--- START EXCERPTED RECORDS ---
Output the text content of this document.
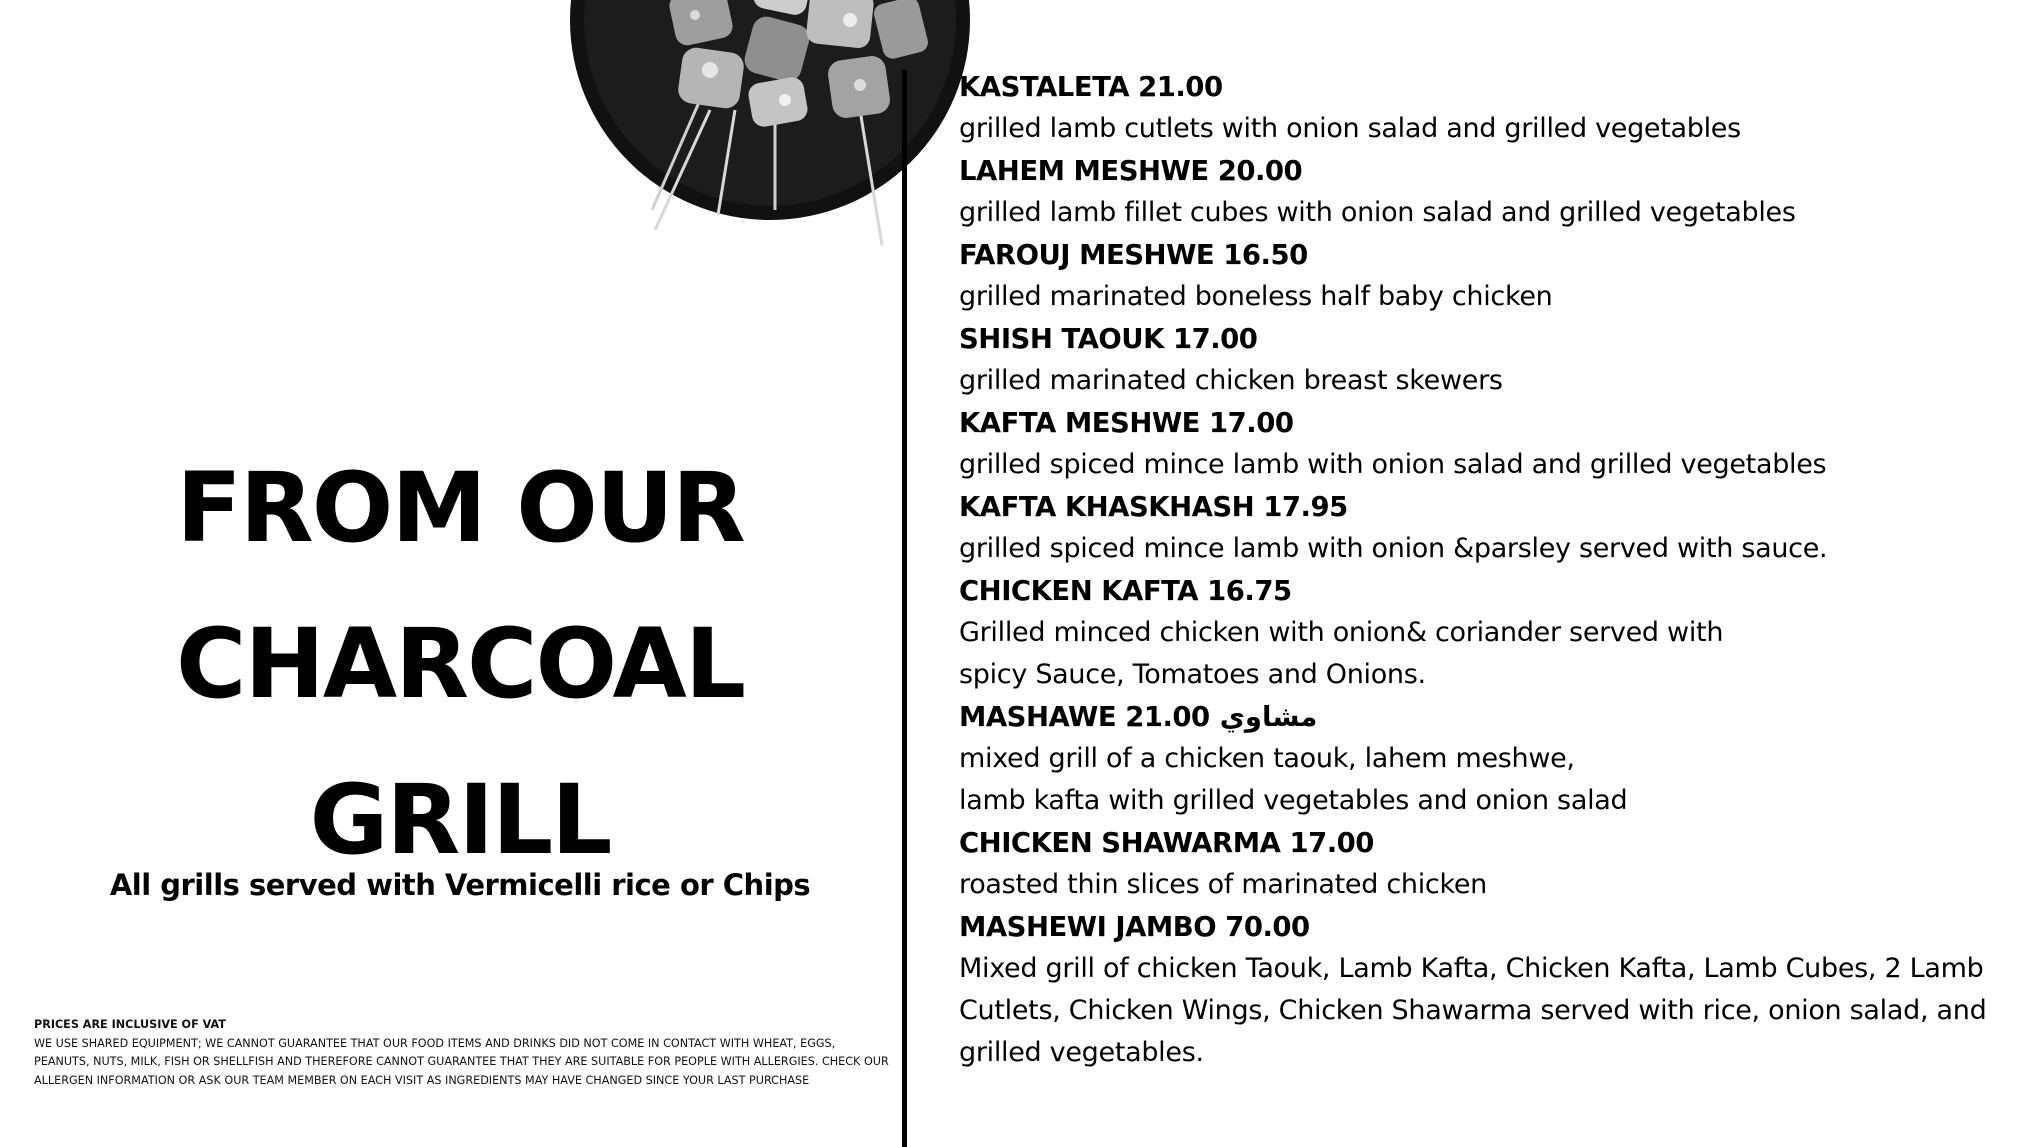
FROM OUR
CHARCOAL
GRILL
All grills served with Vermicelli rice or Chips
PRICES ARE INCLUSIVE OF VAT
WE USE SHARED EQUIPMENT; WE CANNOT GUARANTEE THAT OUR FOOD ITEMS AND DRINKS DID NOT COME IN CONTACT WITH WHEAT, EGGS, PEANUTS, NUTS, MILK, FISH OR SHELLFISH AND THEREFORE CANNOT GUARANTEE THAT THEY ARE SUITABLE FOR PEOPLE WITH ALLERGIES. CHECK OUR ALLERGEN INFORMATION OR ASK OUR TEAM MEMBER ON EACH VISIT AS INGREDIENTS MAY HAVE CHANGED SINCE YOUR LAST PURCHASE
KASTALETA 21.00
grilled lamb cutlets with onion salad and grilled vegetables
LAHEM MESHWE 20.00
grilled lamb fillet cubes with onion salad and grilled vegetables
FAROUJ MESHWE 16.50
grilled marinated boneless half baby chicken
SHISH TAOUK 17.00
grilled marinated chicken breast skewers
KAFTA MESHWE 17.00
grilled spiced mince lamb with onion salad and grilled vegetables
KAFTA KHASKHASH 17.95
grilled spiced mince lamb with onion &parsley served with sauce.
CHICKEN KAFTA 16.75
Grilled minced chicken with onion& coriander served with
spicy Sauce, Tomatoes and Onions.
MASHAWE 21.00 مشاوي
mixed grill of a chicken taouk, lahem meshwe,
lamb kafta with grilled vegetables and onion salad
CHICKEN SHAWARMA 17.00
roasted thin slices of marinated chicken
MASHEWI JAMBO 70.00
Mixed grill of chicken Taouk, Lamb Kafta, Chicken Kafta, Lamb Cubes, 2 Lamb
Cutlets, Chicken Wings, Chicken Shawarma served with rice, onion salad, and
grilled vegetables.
--- END EXCERPTED RECORDS ---
WHAT IS EXPECTED: Give only the number of lines that include the word "vegetables".

PROBLEM SOLUTION: 5